Records excerpted from a collection

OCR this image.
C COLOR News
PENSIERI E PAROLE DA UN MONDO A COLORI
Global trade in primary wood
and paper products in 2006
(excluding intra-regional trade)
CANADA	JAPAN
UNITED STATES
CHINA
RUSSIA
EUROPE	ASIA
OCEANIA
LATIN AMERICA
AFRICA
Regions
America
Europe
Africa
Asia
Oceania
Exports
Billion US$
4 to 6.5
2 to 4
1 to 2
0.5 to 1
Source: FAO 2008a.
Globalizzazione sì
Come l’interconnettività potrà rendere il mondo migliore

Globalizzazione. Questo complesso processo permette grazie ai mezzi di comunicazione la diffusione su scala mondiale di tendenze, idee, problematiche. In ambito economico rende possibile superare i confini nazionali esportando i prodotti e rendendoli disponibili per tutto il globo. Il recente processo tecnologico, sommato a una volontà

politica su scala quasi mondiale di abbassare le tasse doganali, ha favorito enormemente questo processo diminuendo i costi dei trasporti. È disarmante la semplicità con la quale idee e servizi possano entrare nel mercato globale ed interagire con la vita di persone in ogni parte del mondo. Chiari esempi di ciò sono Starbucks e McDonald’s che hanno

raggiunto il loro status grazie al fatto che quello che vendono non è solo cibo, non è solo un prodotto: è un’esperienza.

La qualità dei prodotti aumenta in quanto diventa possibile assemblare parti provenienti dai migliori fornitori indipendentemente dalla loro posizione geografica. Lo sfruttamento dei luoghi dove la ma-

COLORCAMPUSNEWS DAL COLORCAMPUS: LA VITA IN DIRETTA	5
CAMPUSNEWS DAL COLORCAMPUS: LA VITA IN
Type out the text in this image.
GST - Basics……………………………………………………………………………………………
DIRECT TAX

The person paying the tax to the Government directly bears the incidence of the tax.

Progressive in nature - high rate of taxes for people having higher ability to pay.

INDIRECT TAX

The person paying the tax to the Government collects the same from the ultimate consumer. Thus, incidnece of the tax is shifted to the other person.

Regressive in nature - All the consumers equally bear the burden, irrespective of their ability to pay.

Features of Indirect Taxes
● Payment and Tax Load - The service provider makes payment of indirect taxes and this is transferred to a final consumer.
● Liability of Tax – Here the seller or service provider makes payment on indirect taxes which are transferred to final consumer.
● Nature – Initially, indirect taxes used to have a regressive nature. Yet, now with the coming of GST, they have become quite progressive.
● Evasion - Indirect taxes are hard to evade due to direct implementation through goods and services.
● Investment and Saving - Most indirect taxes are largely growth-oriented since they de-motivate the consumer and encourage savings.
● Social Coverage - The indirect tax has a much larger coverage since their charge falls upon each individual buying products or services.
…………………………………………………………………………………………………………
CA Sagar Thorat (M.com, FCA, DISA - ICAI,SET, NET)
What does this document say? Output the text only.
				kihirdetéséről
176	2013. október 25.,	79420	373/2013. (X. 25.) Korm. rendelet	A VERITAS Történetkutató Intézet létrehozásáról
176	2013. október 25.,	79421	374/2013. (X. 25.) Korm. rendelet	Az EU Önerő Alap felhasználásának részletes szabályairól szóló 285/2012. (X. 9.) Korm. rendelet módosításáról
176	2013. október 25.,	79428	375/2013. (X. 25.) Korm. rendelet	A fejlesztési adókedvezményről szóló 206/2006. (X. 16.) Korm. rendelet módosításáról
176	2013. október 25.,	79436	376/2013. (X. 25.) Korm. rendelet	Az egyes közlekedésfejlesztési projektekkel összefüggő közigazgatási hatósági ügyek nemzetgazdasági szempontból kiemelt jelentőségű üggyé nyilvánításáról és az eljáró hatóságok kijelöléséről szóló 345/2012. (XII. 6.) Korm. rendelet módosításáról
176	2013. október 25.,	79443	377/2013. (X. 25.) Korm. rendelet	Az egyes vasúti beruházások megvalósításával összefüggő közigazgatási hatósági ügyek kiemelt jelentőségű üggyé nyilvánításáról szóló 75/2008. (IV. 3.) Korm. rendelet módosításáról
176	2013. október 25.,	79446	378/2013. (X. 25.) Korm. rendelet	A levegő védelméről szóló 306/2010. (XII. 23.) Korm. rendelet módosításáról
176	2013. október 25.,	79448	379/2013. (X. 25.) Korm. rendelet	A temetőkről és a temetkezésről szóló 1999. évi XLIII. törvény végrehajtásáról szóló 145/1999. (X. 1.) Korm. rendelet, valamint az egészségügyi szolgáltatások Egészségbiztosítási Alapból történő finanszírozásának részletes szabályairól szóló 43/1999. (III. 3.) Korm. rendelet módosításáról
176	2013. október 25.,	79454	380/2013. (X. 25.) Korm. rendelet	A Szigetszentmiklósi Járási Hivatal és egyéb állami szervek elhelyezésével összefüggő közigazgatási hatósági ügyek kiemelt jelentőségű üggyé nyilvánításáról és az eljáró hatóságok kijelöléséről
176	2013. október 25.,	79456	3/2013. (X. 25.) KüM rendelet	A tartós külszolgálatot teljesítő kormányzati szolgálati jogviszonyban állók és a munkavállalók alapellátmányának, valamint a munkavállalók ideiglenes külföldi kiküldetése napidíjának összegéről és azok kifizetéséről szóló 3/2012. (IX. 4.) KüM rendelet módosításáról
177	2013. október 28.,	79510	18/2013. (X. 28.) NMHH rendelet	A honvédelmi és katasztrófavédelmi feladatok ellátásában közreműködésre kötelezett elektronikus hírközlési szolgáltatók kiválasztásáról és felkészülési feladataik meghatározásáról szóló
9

### WHAT TO DO
Could you quote the material above in full, exactly as it stands?

### RESPONSE TO THE TASK
OCR this image.
C COLOR News
PENSIERI E PAROLE DA UN MONDO A COLORI
Global trade in primary wood
and paper products in 2006
(excluding intra-regional trade)
CANADA	JAPAN
UNITED STATES
CHINA
RUSSIA
EUROPE	ASIA
OCEANIA
LATIN AMERICA
AFRICA
Regions
America
Europe
Africa
Asia
Oceania
Exports
Billion US$
4 to 6.5
2 to 4
1 to 2
0.5 to 1
Source: FAO 2008a.
Globalizzazione sì
Come l’interconnettività potrà rendere il mondo migliore

Globalizzazione. Questo complesso processo permette grazie ai mezzi di comunicazione la diffusione su scala mondiale di tendenze, idee, problematiche. In ambito economico rende possibile superare i confini nazionali esportando i prodotti e rendendoli disponibili per tutto il globo. Il recente processo tecnologico, sommato a una volontà

politica su scala quasi mondiale di abbassare le tasse doganali, ha favorito enormemente questo processo diminuendo i costi dei trasporti. È disarmante la semplicità con la quale idee e servizi possano entrare nel mercato globale ed interagire con la vita di persone in ogni parte del mondo. Chiari esempi di ciò sono Starbucks e McDonald’s che hanno

raggiunto il loro status grazie al fatto che quello che vendono non è solo cibo, non è solo un prodotto: è un’esperienza.

La qualità dei prodotti aumenta in quanto diventa possibile assemblare parti provenienti dai migliori fornitori indipendentemente dalla loro posizione geografica. Lo sfruttamento dei luoghi dove la ma-

COLORCAMPUSNEWS DAL COLORCAMPUS: LA VITA IN DIRETTA	5
CAMPUSNEWS DAL COLORCAMPUS: LA VITA IN
Type out the text in this image.
GST - Basics……………………………………………………………………………………………
DIRECT TAX

The person paying the tax to the Government directly bears the incidence of the tax.

Progressive in nature - high rate of taxes for people having higher ability to pay.

INDIRECT TAX

The person paying the tax to the Government collects the same from the ultimate consumer. Thus, incidnece of the tax is shifted to the other person.

Regressive in nature - All the consumers equally bear the burden, irrespective of their ability to pay.

Features of Indirect Taxes
● Payment and Tax Load - The service provider makes payment of indirect taxes and this is transferred to a final consumer.
● Liability of Tax – Here the seller or service provider makes payment on indirect taxes which are transferred to final consumer.
● Nature – Initially, indirect taxes used to have a regressive nature. Yet, now with the coming of GST, they have become quite progressive.
● Evasion - Indirect taxes are hard to evade due to direct implementation through goods and services.
● Investment and Saving - Most indirect taxes are largely growth-oriented since they de-motivate the consumer and encourage savings.
● Social Coverage - The indirect tax has a much larger coverage since their charge falls upon each individual buying products or services.
…………………………………………………………………………………………………………
CA Sagar Thorat (M.com, FCA, DISA - ICAI,SET, NET)
What does this document say? Output the text only.
				kihirdetéséről
176	2013. október 25.,	79420	373/2013. (X. 25.) Korm. rendelet	A VERITAS Történetkutató Intézet létrehozásáról
176	2013. október 25.,	79421	374/2013. (X. 25.) Korm. rendelet	Az EU Önerő Alap felhasználásának részletes szabályairól szóló 285/2012. (X. 9.) Korm. rendelet módosításáról
176	2013. október 25.,	79428	375/2013. (X. 25.) Korm. rendelet	A fejlesztési adókedvezményről szóló 206/2006. (X. 16.) Korm. rendelet módosításáról
176	2013. október 25.,	79436	376/2013. (X. 25.) Korm. rendelet	Az egyes közlekedésfejlesztési projektekkel összefüggő közigazgatási hatósági ügyek nemzetgazdasági szempontból kiemelt jelentőségű üggyé nyilvánításáról és az eljáró hatóságok kijelöléséről szóló 345/2012. (XII. 6.) Korm. rendelet módosításáról
176	2013. október 25.,	79443	377/2013. (X. 25.) Korm. rendelet	Az egyes vasúti beruházások megvalósításával összefüggő közigazgatási hatósági ügyek kiemelt jelentőségű üggyé nyilvánításáról szóló 75/2008. (IV. 3.) Korm. rendelet módosításáról
176	2013. október 25.,	79446	378/2013. (X. 25.) Korm. rendelet	A levegő védelméről szóló 306/2010. (XII. 23.) Korm. rendelet módosításáról
176	2013. október 25.,	79448	379/2013. (X. 25.) Korm. rendelet	A temetőkről és a temetkezésről szóló 1999. évi XLIII. törvény végrehajtásáról szóló 145/1999. (X. 1.) Korm. rendelet, valamint az egészségügyi szolgáltatások Egészségbiztosítási Alapból történő finanszírozásának részletes szabályairól szóló 43/1999. (III. 3.) Korm. rendelet módosításáról
176	2013. október 25.,	79454	380/2013. (X. 25.) Korm. rendelet	A Szigetszentmiklósi Járási Hivatal és egyéb állami szervek elhelyezésével összefüggő közigazgatási hatósági ügyek kiemelt jelentőségű üggyé nyilvánításáról és az eljáró hatóságok kijelöléséről
176	2013. október 25.,	79456	3/2013. (X. 25.) KüM rendelet	A tartós külszolgálatot teljesítő kormányzati szolgálati jogviszonyban állók és a munkavállalók alapellátmányának, valamint a munkavállalók ideiglenes külföldi kiküldetése napidíjának összegéről és azok kifizetéséről szóló 3/2012. (IX. 4.) KüM rendelet módosításáról
177	2013. október 28.,	79510	18/2013. (X. 28.) NMHH rendelet	A honvédelmi és katasztrófavédelmi feladatok ellátásában közreműködésre kötelezett elektronikus hírközlési szolgáltatók kiválasztásáról és felkészülési feladataik meghatározásáról szóló
9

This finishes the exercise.